STATED TASK
Where a line in the listing contains the string "ylabel", copy that line out.

##########

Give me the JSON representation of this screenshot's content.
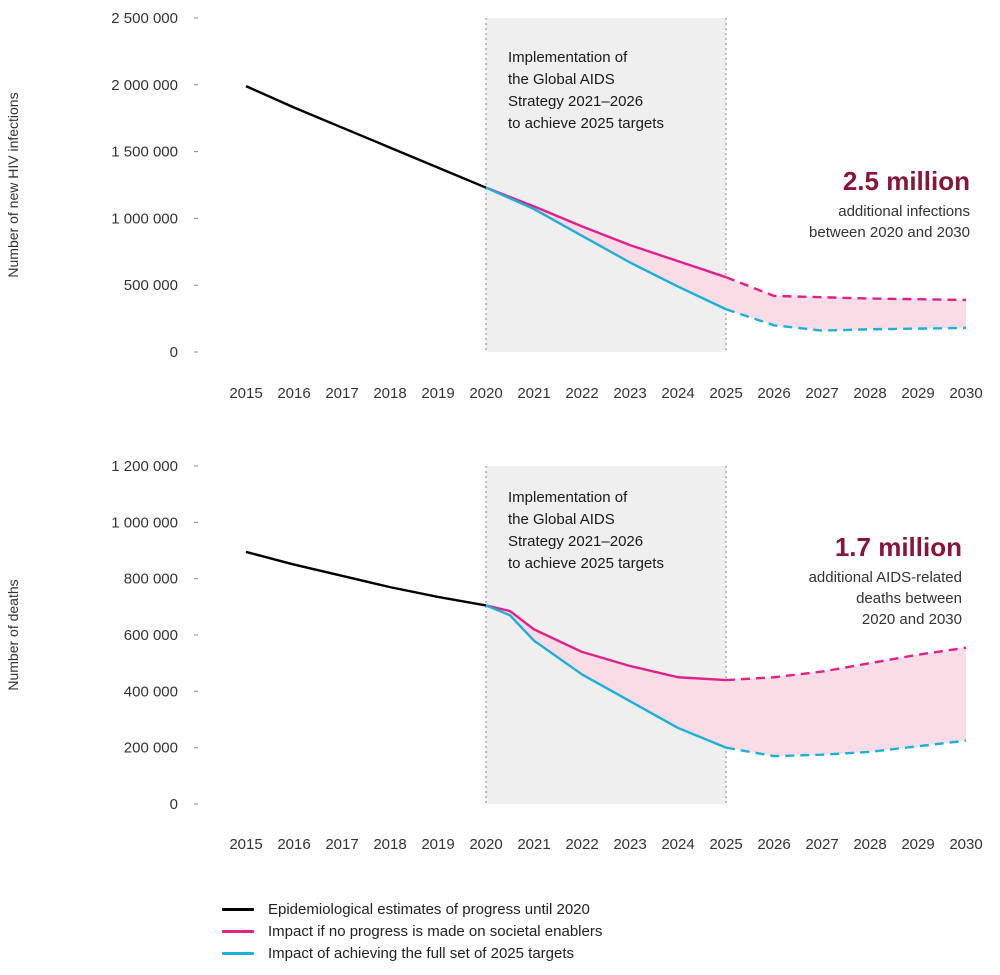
{
  "colors": {
    "historic": "#000000",
    "no_progress": "#e0218a",
    "full_targets": "#1ab1d8",
    "gap_fill": "#f9dce6",
    "band_fill": "#efefef",
    "highlight": "#8a1538"
  },
  "legend": {
    "items": [
      {
        "label": "Epidemiological estimates of progress until 2020"
      },
      {
        "label": "Impact if no progress is made on societal enablers"
      },
      {
        "label": "Impact of achieving the full set of 2025 targets"
      }
    ]
  },
  "chart_data": [
    {
      "type": "line",
      "ylabel": "Number of new HIV infections",
      "xlim": [
        2015,
        2030
      ],
      "ylim": [
        0,
        2500000
      ],
      "x_ticks": [
        "2015",
        "2016",
        "2017",
        "2018",
        "2019",
        "2020",
        "2021",
        "2022",
        "2023",
        "2024",
        "2025",
        "2026",
        "2027",
        "2028",
        "2029",
        "2030"
      ],
      "y_ticks": [
        "0",
        "500 000",
        "1 000 000",
        "1 500 000",
        "2 000 000",
        "2 500 000"
      ],
      "y_tick_values": [
        0,
        500000,
        1000000,
        1500000,
        2000000,
        2500000
      ],
      "band": {
        "x_range": [
          2020,
          2025
        ],
        "text": [
          "Implementation of",
          "the Global AIDS",
          "Strategy 2021–2026",
          "to achieve 2025 targets"
        ]
      },
      "annotation": {
        "headline": "2.5 million",
        "lines": [
          "additional infections",
          "between 2020 and 2030"
        ]
      },
      "series": [
        {
          "key": "historic",
          "x": [
            2015,
            2016,
            2017,
            2018,
            2019,
            2020
          ],
          "y": [
            1990000,
            1830000,
            1680000,
            1530000,
            1380000,
            1230000
          ]
        },
        {
          "key": "no_progress",
          "x": [
            2020,
            2021,
            2022,
            2023,
            2024,
            2025,
            2026,
            2027,
            2028,
            2029,
            2030
          ],
          "y": [
            1230000,
            1090000,
            940000,
            800000,
            680000,
            560000,
            420000,
            410000,
            400000,
            395000,
            390000
          ],
          "dashed_from": 2025
        },
        {
          "key": "full_targets",
          "x": [
            2020,
            2021,
            2022,
            2023,
            2024,
            2025,
            2026,
            2027,
            2028,
            2029,
            2030
          ],
          "y": [
            1230000,
            1070000,
            870000,
            670000,
            490000,
            320000,
            200000,
            160000,
            170000,
            175000,
            180000
          ],
          "dashed_from": 2025
        }
      ]
    },
    {
      "type": "line",
      "ylabel": "Number of deaths",
      "xlim": [
        2015,
        2030
      ],
      "ylim": [
        0,
        1200000
      ],
      "x_ticks": [
        "2015",
        "2016",
        "2017",
        "2018",
        "2019",
        "2020",
        "2021",
        "2022",
        "2023",
        "2024",
        "2025",
        "2026",
        "2027",
        "2028",
        "2029",
        "2030"
      ],
      "y_ticks": [
        "0",
        "200 000",
        "400 000",
        "600 000",
        "800 000",
        "1 000 000",
        "1 200 000"
      ],
      "y_tick_values": [
        0,
        200000,
        400000,
        600000,
        800000,
        1000000,
        1200000
      ],
      "band": {
        "x_range": [
          2020,
          2025
        ],
        "text": [
          "Implementation of",
          "the Global AIDS",
          "Strategy 2021–2026",
          "to achieve 2025 targets"
        ]
      },
      "annotation": {
        "headline": "1.7 million",
        "lines": [
          "additional AIDS-related",
          "deaths between",
          "2020 and 2030"
        ]
      },
      "series": [
        {
          "key": "historic",
          "x": [
            2015,
            2016,
            2017,
            2018,
            2019,
            2020
          ],
          "y": [
            895000,
            850000,
            810000,
            770000,
            735000,
            705000
          ]
        },
        {
          "key": "no_progress",
          "x": [
            2020,
            2020.5,
            2021,
            2022,
            2023,
            2024,
            2025,
            2026,
            2027,
            2028,
            2029,
            2030
          ],
          "y": [
            705000,
            685000,
            620000,
            540000,
            490000,
            450000,
            440000,
            450000,
            470000,
            500000,
            530000,
            555000
          ],
          "dashed_from": 2025
        },
        {
          "key": "full_targets",
          "x": [
            2020,
            2020.5,
            2021,
            2022,
            2023,
            2024,
            2025,
            2026,
            2027,
            2028,
            2029,
            2030
          ],
          "y": [
            705000,
            670000,
            580000,
            460000,
            365000,
            270000,
            200000,
            170000,
            175000,
            185000,
            205000,
            225000
          ],
          "dashed_from": 2025
        }
      ]
    }
  ]
}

##########

RESULT FOR THIS TASK
      "ylabel": "Number of new HIV infections",
      "ylabel": "Number of deaths",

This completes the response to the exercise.